■ Data provided
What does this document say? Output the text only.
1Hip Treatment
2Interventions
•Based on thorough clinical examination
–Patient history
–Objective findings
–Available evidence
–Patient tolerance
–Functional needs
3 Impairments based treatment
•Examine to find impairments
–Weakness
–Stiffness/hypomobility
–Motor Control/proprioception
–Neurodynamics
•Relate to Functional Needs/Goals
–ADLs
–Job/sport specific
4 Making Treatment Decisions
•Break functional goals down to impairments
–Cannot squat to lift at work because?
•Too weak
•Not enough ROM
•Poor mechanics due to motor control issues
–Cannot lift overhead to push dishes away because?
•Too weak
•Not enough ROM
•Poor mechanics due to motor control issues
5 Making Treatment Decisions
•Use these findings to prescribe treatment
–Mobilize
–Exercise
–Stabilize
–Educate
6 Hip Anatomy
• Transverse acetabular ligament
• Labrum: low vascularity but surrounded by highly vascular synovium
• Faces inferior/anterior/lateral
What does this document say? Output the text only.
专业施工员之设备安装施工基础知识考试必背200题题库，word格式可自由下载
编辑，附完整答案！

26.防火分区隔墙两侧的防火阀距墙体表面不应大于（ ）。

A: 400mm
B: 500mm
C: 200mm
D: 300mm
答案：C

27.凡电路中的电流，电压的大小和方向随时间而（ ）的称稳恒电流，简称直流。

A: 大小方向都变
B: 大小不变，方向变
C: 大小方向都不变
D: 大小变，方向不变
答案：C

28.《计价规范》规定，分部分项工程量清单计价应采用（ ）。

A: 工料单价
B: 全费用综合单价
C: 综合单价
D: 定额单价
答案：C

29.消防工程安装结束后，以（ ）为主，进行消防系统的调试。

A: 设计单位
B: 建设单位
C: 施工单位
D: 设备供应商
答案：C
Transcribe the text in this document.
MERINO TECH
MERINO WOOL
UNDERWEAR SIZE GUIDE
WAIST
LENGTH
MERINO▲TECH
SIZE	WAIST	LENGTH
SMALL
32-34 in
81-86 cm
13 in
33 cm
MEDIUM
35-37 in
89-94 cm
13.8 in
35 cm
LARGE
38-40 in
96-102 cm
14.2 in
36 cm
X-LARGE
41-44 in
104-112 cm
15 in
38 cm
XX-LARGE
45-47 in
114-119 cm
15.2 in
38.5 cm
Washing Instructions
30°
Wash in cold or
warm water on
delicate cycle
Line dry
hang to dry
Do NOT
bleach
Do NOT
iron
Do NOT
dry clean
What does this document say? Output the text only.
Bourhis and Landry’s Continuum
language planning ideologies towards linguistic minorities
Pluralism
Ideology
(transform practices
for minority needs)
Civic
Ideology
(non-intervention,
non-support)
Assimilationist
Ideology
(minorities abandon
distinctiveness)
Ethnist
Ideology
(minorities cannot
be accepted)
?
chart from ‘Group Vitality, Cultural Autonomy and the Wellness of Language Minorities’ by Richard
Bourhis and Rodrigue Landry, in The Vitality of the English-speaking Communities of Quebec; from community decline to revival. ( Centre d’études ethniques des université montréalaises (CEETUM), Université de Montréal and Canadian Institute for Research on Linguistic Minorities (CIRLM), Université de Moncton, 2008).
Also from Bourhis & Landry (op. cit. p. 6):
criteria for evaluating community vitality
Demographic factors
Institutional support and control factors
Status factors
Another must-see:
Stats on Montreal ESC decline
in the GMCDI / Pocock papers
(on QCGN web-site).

■ What to do
Print the line containing "Transcribe the text in this document." and every line after it to the end of the records above, exactly as written, and nothing else.

■ The result
Transcribe the text in this document.
MERINO TECH
MERINO WOOL
UNDERWEAR SIZE GUIDE
WAIST
LENGTH
MERINO▲TECH
SIZE	WAIST	LENGTH
SMALL
32-34 in
81-86 cm
13 in
33 cm
MEDIUM
35-37 in
89-94 cm
13.8 in
35 cm
LARGE
38-40 in
96-102 cm
14.2 in
36 cm
X-LARGE
41-44 in
104-112 cm
15 in
38 cm
XX-LARGE
45-47 in
114-119 cm
15.2 in
38.5 cm
Washing Instructions
30°
Wash in cold or
warm water on
delicate cycle
Line dry
hang to dry
Do NOT
bleach
Do NOT
iron
Do NOT
dry clean
What does this document say? Output the text only.
Bourhis and Landry’s Continuum
language planning ideologies towards linguistic minorities
Pluralism
Ideology
(transform practices
for minority needs)
Civic
Ideology
(non-intervention,
non-support)
Assimilationist
Ideology
(minorities abandon
distinctiveness)
Ethnist
Ideology
(minorities cannot
be accepted)
?
chart from ‘Group Vitality, Cultural Autonomy and the Wellness of Language Minorities’ by Richard
Bourhis and Rodrigue Landry, in The Vitality of the English-speaking Communities of Quebec; from community decline to revival. ( Centre d’études ethniques des université montréalaises (CEETUM), Université de Montréal and Canadian Institute for Research on Linguistic Minorities (CIRLM), Université de Moncton, 2008).
Also from Bourhis & Landry (op. cit. p. 6):
criteria for evaluating community vitality
Demographic factors
Institutional support and control factors
Status factors
Another must-see:
Stats on Montreal ESC decline
in the GMCDI / Pocock papers
(on QCGN web-site).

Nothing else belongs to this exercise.